• TASK BRIEF:
Write out all lines holding the word "project".

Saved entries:
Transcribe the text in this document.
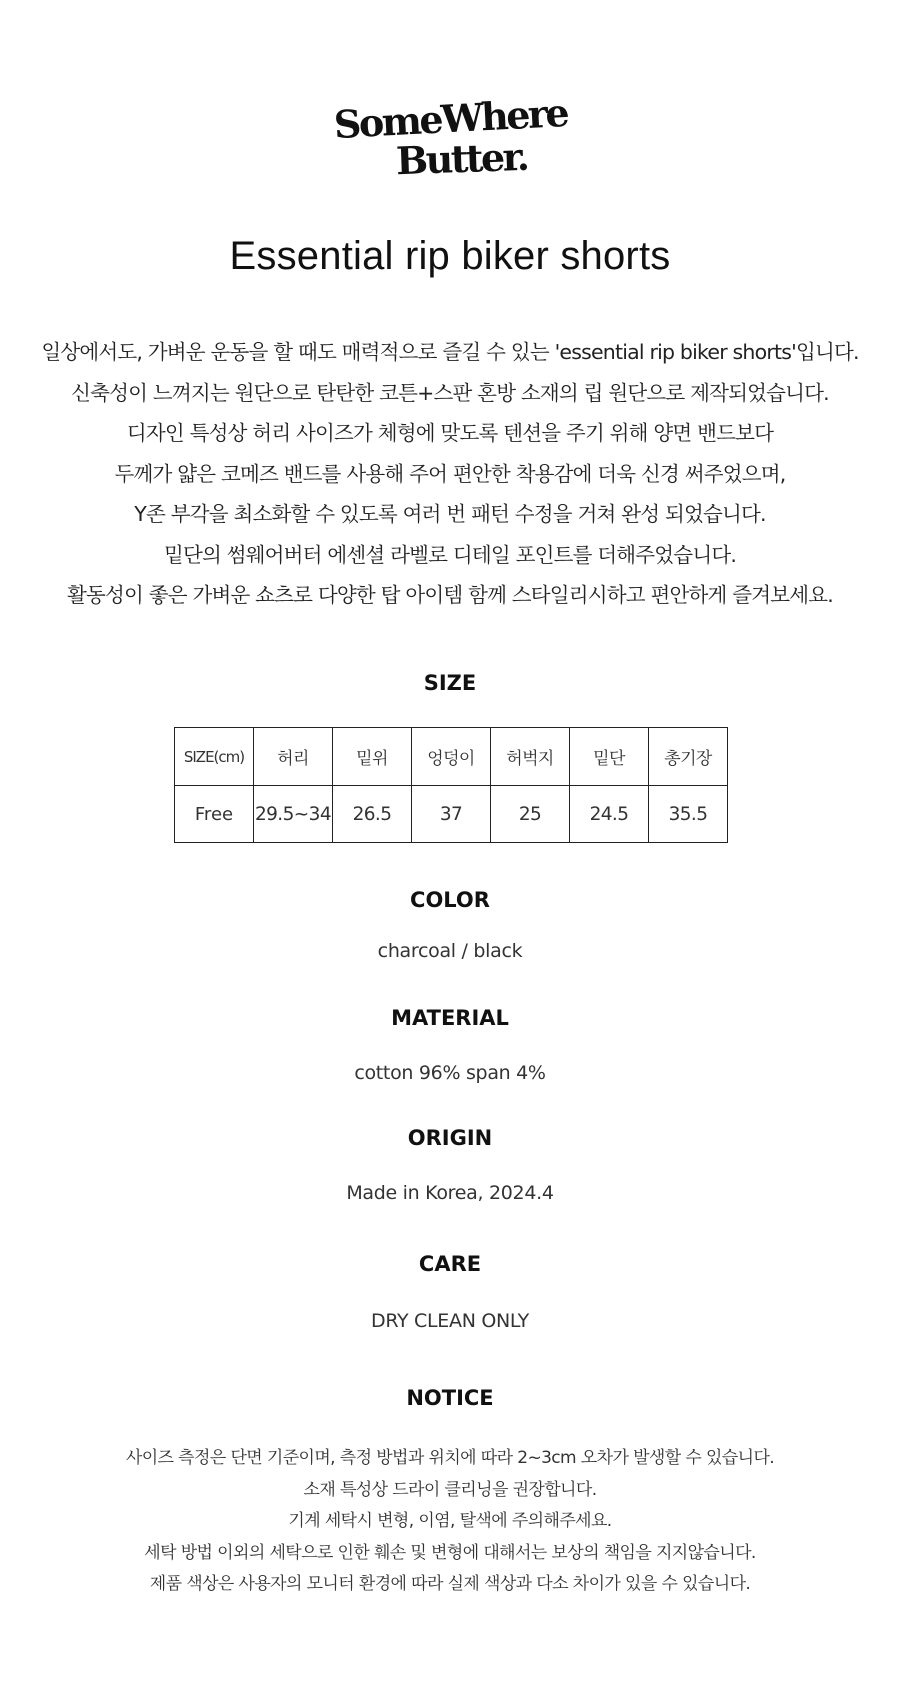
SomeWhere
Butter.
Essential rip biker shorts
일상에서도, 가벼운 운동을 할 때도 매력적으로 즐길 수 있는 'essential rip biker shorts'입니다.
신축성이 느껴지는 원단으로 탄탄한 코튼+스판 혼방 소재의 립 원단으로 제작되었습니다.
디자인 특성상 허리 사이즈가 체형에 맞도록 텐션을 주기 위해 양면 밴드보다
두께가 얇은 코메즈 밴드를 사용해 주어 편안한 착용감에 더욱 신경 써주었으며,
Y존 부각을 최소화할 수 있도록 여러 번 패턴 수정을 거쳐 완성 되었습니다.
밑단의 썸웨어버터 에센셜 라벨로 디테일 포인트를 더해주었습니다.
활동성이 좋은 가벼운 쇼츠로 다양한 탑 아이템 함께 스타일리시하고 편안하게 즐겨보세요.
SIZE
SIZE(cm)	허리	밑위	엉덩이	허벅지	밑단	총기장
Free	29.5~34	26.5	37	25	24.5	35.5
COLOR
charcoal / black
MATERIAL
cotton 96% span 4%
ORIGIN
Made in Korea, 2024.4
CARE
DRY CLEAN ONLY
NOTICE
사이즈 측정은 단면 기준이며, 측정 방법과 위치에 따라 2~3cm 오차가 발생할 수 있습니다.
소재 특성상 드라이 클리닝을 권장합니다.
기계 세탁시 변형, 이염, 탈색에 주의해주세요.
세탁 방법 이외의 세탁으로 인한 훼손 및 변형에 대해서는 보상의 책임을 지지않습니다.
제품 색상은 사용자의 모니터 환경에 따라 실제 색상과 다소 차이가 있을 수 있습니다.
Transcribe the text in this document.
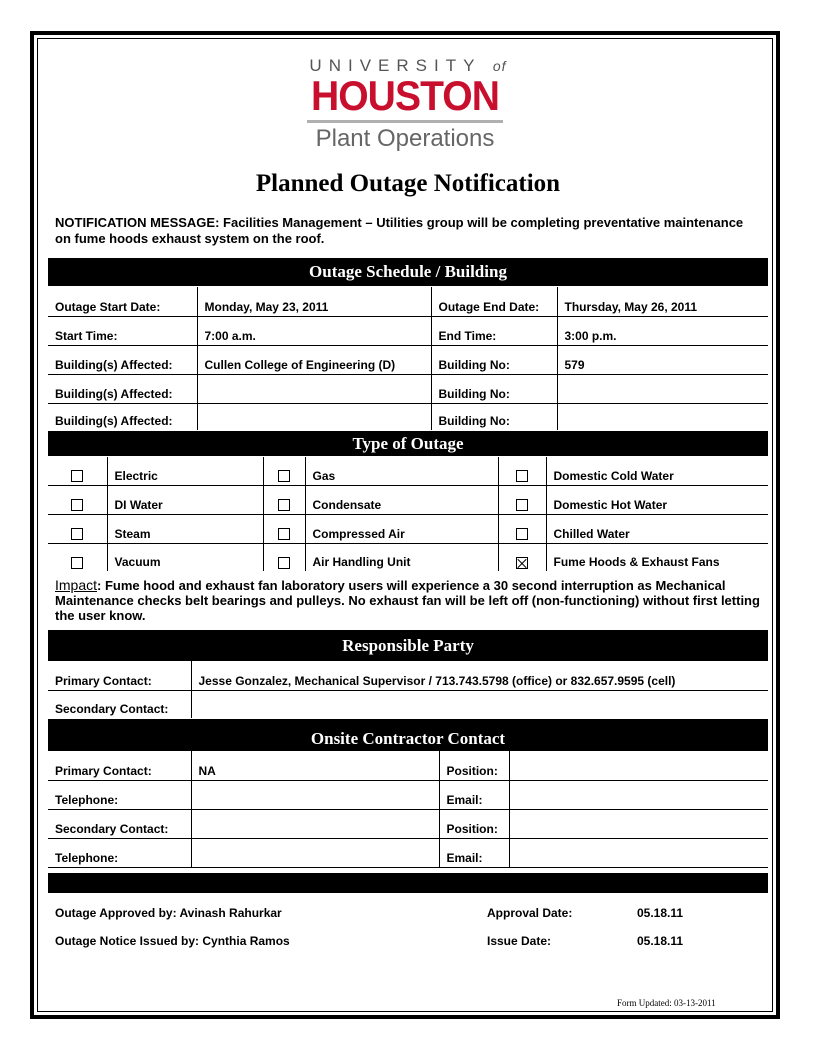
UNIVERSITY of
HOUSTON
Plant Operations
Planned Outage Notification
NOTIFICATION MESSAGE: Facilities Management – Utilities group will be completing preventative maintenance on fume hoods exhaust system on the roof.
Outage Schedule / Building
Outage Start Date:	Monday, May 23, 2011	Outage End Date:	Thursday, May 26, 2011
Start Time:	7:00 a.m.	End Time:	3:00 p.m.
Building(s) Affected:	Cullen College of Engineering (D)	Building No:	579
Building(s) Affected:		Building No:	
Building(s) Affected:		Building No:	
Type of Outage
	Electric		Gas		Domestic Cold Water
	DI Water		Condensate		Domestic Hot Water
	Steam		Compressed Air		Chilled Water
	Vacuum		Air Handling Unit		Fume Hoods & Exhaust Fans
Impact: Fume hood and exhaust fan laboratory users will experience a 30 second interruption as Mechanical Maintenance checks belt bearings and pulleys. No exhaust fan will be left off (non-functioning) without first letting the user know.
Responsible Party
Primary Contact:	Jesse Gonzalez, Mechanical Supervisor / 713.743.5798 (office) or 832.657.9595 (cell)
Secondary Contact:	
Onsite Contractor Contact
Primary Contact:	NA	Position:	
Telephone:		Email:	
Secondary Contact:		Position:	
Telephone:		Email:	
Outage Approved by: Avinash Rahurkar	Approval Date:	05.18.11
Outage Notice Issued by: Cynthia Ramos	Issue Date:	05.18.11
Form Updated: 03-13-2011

--

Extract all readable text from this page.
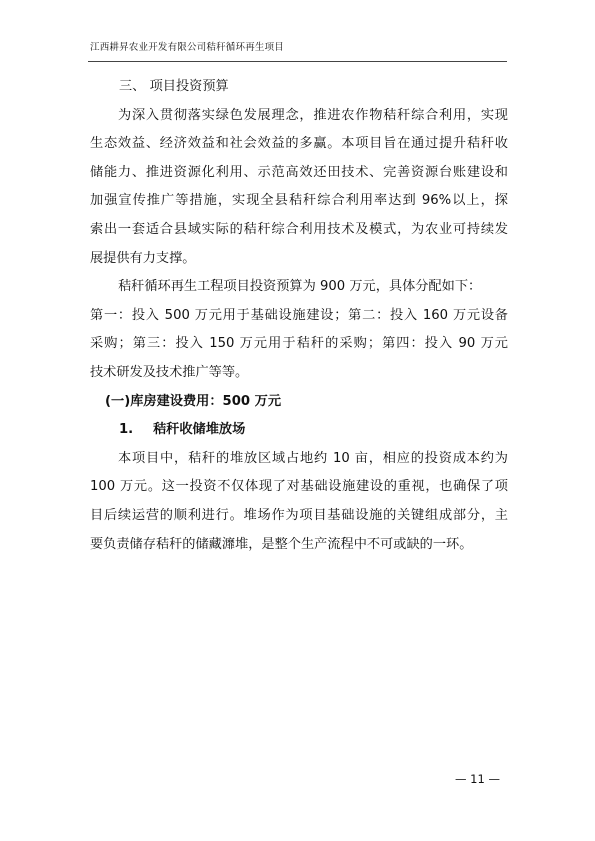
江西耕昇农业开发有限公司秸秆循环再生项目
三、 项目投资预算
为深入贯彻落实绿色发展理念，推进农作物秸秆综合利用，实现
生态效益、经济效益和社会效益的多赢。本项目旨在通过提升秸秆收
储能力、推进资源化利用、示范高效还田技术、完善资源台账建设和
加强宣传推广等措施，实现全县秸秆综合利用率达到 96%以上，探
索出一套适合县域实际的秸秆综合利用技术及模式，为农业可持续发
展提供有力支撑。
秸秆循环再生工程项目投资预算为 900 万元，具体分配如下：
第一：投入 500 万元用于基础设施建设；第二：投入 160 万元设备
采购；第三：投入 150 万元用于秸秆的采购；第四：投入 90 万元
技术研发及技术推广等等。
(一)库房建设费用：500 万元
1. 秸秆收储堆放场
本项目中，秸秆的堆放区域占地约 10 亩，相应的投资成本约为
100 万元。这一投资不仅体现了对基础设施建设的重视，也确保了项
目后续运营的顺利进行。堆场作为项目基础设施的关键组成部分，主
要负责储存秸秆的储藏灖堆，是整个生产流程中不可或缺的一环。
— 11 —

---

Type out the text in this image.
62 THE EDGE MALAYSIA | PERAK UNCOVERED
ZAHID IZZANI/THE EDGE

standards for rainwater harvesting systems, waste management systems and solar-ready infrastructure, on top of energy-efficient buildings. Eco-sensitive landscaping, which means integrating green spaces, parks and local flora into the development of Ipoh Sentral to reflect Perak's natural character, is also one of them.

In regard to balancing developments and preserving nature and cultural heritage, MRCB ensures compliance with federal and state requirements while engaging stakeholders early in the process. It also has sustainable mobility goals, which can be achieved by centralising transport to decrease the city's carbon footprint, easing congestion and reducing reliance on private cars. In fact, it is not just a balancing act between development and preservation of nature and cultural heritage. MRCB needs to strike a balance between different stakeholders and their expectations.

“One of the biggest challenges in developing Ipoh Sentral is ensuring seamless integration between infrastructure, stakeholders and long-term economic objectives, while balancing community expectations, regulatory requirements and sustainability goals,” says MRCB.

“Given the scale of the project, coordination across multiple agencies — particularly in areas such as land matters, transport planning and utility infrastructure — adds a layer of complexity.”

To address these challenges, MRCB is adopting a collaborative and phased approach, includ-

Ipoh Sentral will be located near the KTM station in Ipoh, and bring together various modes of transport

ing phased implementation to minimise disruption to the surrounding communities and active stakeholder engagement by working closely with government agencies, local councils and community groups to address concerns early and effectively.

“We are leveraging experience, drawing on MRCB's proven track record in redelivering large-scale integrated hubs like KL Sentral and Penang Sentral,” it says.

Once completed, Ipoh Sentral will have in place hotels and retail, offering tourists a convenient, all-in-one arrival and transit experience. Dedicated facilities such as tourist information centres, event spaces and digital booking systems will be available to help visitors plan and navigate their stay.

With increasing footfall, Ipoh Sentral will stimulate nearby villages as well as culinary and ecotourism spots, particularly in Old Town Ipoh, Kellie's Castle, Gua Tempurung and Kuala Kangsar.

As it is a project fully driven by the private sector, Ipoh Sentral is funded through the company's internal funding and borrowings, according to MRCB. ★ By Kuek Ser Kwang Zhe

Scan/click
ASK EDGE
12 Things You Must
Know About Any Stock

• COMPLETED EXERCISE:
“Given the scale of the project, coordination across multiple agencies — particularly in areas such as land matters, transport planning and utility infrastructure — adds a layer of complexity.”
As it is a project fully driven by the private sector, Ipoh Sentral is funded through the company's internal funding and borrowings, according to MRCB. ★ By Kuek Ser Kwang Zhe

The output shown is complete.